**Short problem**
Your task is to quote the material that follows, in full and exactly.
-- START --
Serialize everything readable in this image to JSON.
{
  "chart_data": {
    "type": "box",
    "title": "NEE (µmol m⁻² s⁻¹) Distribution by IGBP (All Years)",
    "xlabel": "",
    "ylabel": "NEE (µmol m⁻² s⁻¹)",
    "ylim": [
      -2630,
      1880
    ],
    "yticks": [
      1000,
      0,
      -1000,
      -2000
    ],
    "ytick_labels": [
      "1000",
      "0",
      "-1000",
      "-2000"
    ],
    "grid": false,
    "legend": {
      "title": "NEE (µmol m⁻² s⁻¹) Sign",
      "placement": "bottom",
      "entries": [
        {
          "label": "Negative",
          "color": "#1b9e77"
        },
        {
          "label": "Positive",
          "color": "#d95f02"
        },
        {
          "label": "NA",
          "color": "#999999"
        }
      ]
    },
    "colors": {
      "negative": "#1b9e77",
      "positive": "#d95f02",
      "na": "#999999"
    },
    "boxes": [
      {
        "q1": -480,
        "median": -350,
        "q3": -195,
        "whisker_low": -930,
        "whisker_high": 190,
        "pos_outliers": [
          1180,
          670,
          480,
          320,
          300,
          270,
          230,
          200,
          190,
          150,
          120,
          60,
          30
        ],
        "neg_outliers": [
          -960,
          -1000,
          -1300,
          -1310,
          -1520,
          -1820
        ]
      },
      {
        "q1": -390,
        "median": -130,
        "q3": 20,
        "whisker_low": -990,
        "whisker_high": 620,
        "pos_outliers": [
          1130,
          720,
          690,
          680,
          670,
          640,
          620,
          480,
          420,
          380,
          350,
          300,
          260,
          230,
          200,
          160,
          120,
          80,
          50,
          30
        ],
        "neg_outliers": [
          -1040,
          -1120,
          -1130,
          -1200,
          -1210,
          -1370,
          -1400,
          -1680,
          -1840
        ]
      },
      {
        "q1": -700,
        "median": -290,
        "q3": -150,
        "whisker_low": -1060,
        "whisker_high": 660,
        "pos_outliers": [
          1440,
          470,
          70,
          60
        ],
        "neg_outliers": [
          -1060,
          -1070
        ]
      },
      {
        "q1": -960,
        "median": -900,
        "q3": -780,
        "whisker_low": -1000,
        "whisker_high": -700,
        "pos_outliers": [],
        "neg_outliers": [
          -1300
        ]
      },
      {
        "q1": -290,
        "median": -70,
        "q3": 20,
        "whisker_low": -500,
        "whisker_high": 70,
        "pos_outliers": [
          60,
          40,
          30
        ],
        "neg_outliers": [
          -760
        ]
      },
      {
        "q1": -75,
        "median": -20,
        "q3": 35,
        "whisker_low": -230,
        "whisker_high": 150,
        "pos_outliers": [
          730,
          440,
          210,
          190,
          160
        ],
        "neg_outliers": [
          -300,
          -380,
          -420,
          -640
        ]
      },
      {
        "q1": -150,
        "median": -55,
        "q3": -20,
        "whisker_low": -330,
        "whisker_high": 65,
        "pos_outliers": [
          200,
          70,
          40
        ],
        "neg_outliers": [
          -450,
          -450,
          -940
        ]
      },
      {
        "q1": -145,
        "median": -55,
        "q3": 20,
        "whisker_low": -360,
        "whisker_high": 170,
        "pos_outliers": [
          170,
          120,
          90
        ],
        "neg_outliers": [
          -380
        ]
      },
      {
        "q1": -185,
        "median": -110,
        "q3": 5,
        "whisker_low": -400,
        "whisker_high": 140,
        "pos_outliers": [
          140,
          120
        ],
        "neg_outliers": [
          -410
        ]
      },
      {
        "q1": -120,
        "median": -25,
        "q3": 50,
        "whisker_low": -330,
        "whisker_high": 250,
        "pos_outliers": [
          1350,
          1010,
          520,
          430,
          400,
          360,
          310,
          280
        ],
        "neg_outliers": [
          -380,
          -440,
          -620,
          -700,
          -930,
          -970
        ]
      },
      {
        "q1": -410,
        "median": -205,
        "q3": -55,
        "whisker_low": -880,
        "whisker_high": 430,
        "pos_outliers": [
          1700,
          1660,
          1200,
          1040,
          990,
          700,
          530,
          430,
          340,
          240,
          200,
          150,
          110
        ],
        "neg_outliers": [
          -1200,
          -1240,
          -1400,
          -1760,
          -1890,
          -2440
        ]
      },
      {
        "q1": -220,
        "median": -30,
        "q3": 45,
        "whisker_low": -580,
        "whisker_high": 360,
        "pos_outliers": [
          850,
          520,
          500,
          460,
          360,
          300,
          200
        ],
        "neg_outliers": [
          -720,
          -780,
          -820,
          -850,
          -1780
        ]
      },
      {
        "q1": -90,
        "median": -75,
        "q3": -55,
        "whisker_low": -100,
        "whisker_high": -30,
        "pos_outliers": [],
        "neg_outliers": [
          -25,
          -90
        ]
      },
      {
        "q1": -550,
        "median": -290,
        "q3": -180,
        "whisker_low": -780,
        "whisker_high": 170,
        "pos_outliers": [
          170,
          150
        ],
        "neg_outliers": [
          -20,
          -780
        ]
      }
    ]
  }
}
-- END --
**Finished exercise**
Serialize everything readable in this image to JSON.
{
  "chart_data": {
    "type": "box",
    "title": "NEE (µmol m⁻² s⁻¹) Distribution by IGBP (All Years)",
    "xlabel": "",
    "ylabel": "NEE (µmol m⁻² s⁻¹)",
    "ylim": [
      -2630,
      1880
    ],
    "yticks": [
      1000,
      0,
      -1000,
      -2000
    ],
    "ytick_labels": [
      "1000",
      "0",
      "-1000",
      "-2000"
    ],
    "grid": false,
    "legend": {
      "title": "NEE (µmol m⁻² s⁻¹) Sign",
      "placement": "bottom",
      "entries": [
        {
          "label": "Negative",
          "color": "#1b9e77"
        },
        {
          "label": "Positive",
          "color": "#d95f02"
        },
        {
          "label": "NA",
          "color": "#999999"
        }
      ]
    },
    "colors": {
      "negative": "#1b9e77",
      "positive": "#d95f02",
      "na": "#999999"
    },
    "boxes": [
      {
        "q1": -480,
        "median": -350,
        "q3": -195,
        "whisker_low": -930,
        "whisker_high": 190,
        "pos_outliers": [
          1180,
          670,
          480,
          320,
          300,
          270,
          230,
          200,
          190,
          150,
          120,
          60,
          30
        ],
        "neg_outliers": [
          -960,
          -1000,
          -1300,
          -1310,
          -1520,
          -1820
        ]
      },
      {
        "q1": -390,
        "median": -130,
        "q3": 20,
        "whisker_low": -990,
        "whisker_high": 620,
        "pos_outliers": [
          1130,
          720,
          690,
          680,
          670,
          640,
          620,
          480,
          420,
          380,
          350,
          300,
          260,
          230,
          200,
          160,
          120,
          80,
          50,
          30
        ],
        "neg_outliers": [
          -1040,
          -1120,
          -1130,
          -1200,
          -1210,
          -1370,
          -1400,
          -1680,
          -1840
        ]
      },
      {
        "q1": -700,
        "median": -290,
        "q3": -150,
        "whisker_low": -1060,
        "whisker_high": 660,
        "pos_outliers": [
          1440,
          470,
          70,
          60
        ],
        "neg_outliers": [
          -1060,
          -1070
        ]
      },
      {
        "q1": -960,
        "median": -900,
        "q3": -780,
        "whisker_low": -1000,
        "whisker_high": -700,
        "pos_outliers": [],
        "neg_outliers": [
          -1300
        ]
      },
      {
        "q1": -290,
        "median": -70,
        "q3": 20,
        "whisker_low": -500,
        "whisker_high": 70,
        "pos_outliers": [
          60,
          40,
          30
        ],
        "neg_outliers": [
          -760
        ]
      },
      {
        "q1": -75,
        "median": -20,
        "q3": 35,
        "whisker_low": -230,
        "whisker_high": 150,
        "pos_outliers": [
          730,
          440,
          210,
          190,
          160
        ],
        "neg_outliers": [
          -300,
          -380,
          -420,
          -640
        ]
      },
      {
        "q1": -150,
        "median": -55,
        "q3": -20,
        "whisker_low": -330,
        "whisker_high": 65,
        "pos_outliers": [
          200,
          70,
          40
        ],
        "neg_outliers": [
          -450,
          -450,
          -940
        ]
      },
      {
        "q1": -145,
        "median": -55,
        "q3": 20,
        "whisker_low": -360,
        "whisker_high": 170,
        "pos_outliers": [
          170,
          120,
          90
        ],
        "neg_outliers": [
          -380
        ]
      },
      {
        "q1": -185,
        "median": -110,
        "q3": 5,
        "whisker_low": -400,
        "whisker_high": 140,
        "pos_outliers": [
          140,
          120
        ],
        "neg_outliers": [
          -410
        ]
      },
      {
        "q1": -120,
        "median": -25,
        "q3": 50,
        "whisker_low": -330,
        "whisker_high": 250,
        "pos_outliers": [
          1350,
          1010,
          520,
          430,
          400,
          360,
          310,
          280
        ],
        "neg_outliers": [
          -380,
          -440,
          -620,
          -700,
          -930,
          -970
        ]
      },
      {
        "q1": -410,
        "median": -205,
        "q3": -55,
        "whisker_low": -880,
        "whisker_high": 430,
        "pos_outliers": [
          1700,
          1660,
          1200,
          1040,
          990,
          700,
          530,
          430,
          340,
          240,
          200,
          150,
          110
        ],
        "neg_outliers": [
          -1200,
          -1240,
          -1400,
          -1760,
          -1890,
          -2440
        ]
      },
      {
        "q1": -220,
        "median": -30,
        "q3": 45,
        "whisker_low": -580,
        "whisker_high": 360,
        "pos_outliers": [
          850,
          520,
          500,
          460,
          360,
          300,
          200
        ],
        "neg_outliers": [
          -720,
          -780,
          -820,
          -850,
          -1780
        ]
      },
      {
        "q1": -90,
        "median": -75,
        "q3": -55,
        "whisker_low": -100,
        "whisker_high": -30,
        "pos_outliers": [],
        "neg_outliers": [
          -25,
          -90
        ]
      },
      {
        "q1": -550,
        "median": -290,
        "q3": -180,
        "whisker_low": -780,
        "whisker_high": 170,
        "pos_outliers": [
          170,
          150
        ],
        "neg_outliers": [
          -20,
          -780
        ]
      }
    ]
  }
}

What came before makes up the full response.